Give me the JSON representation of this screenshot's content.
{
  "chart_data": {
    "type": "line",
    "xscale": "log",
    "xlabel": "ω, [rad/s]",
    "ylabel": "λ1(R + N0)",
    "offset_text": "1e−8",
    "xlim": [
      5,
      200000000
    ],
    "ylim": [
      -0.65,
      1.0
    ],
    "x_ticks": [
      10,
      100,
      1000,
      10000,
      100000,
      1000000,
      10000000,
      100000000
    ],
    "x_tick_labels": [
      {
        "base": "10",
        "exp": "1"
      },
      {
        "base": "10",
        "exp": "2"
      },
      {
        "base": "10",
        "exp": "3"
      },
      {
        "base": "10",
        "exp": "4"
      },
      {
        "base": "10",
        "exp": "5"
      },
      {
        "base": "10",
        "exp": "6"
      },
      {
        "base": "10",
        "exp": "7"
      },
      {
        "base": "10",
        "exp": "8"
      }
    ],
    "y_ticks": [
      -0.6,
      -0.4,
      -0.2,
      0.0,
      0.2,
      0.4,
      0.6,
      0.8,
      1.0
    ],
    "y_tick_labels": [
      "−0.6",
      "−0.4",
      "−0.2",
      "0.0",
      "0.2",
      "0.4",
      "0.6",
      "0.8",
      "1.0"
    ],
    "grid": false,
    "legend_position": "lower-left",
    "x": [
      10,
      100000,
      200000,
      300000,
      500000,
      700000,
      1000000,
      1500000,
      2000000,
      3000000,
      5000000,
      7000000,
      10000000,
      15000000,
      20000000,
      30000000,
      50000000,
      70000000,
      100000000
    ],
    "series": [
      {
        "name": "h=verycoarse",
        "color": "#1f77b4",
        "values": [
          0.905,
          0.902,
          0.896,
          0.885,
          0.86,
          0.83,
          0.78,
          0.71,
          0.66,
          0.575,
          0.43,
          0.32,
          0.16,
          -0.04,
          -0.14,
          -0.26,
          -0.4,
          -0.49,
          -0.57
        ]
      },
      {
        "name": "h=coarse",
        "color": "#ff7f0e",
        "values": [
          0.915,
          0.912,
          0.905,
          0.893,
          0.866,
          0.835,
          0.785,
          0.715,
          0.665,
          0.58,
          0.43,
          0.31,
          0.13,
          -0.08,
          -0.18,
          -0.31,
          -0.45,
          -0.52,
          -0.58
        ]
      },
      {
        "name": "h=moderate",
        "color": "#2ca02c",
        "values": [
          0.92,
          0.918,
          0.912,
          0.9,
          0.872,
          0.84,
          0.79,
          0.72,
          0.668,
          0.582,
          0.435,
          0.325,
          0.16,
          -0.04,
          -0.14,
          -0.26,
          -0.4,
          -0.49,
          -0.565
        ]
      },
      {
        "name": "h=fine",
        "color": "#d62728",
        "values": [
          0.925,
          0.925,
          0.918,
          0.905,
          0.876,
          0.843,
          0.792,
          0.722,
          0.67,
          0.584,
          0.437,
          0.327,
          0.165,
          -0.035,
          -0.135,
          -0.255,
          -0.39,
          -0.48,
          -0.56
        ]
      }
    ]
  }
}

Exercise directions → Copy every record above exactly as it appears.

Solution to the exercise →
Give me the JSON representation of this screenshot's content.
{
  "chart_data": {
    "type": "line",
    "xscale": "log",
    "xlabel": "ω, [rad/s]",
    "ylabel": "λ1(R + N0)",
    "offset_text": "1e−8",
    "xlim": [
      5,
      200000000
    ],
    "ylim": [
      -0.65,
      1.0
    ],
    "x_ticks": [
      10,
      100,
      1000,
      10000,
      100000,
      1000000,
      10000000,
      100000000
    ],
    "x_tick_labels": [
      {
        "base": "10",
        "exp": "1"
      },
      {
        "base": "10",
        "exp": "2"
      },
      {
        "base": "10",
        "exp": "3"
      },
      {
        "base": "10",
        "exp": "4"
      },
      {
        "base": "10",
        "exp": "5"
      },
      {
        "base": "10",
        "exp": "6"
      },
      {
        "base": "10",
        "exp": "7"
      },
      {
        "base": "10",
        "exp": "8"
      }
    ],
    "y_ticks": [
      -0.6,
      -0.4,
      -0.2,
      0.0,
      0.2,
      0.4,
      0.6,
      0.8,
      1.0
    ],
    "y_tick_labels": [
      "−0.6",
      "−0.4",
      "−0.2",
      "0.0",
      "0.2",
      "0.4",
      "0.6",
      "0.8",
      "1.0"
    ],
    "grid": false,
    "legend_position": "lower-left",
    "x": [
      10,
      100000,
      200000,
      300000,
      500000,
      700000,
      1000000,
      1500000,
      2000000,
      3000000,
      5000000,
      7000000,
      10000000,
      15000000,
      20000000,
      30000000,
      50000000,
      70000000,
      100000000
    ],
    "series": [
      {
        "name": "h=verycoarse",
        "color": "#1f77b4",
        "values": [
          0.905,
          0.902,
          0.896,
          0.885,
          0.86,
          0.83,
          0.78,
          0.71,
          0.66,
          0.575,
          0.43,
          0.32,
          0.16,
          -0.04,
          -0.14,
          -0.26,
          -0.4,
          -0.49,
          -0.57
        ]
      },
      {
        "name": "h=coarse",
        "color": "#ff7f0e",
        "values": [
          0.915,
          0.912,
          0.905,
          0.893,
          0.866,
          0.835,
          0.785,
          0.715,
          0.665,
          0.58,
          0.43,
          0.31,
          0.13,
          -0.08,
          -0.18,
          -0.31,
          -0.45,
          -0.52,
          -0.58
        ]
      },
      {
        "name": "h=moderate",
        "color": "#2ca02c",
        "values": [
          0.92,
          0.918,
          0.912,
          0.9,
          0.872,
          0.84,
          0.79,
          0.72,
          0.668,
          0.582,
          0.435,
          0.325,
          0.16,
          -0.04,
          -0.14,
          -0.26,
          -0.4,
          -0.49,
          -0.565
        ]
      },
      {
        "name": "h=fine",
        "color": "#d62728",
        "values": [
          0.925,
          0.925,
          0.918,
          0.905,
          0.876,
          0.843,
          0.792,
          0.722,
          0.67,
          0.584,
          0.437,
          0.327,
          0.165,
          -0.035,
          -0.135,
          -0.255,
          -0.39,
          -0.48,
          -0.56
        ]
      }
    ]
  }
}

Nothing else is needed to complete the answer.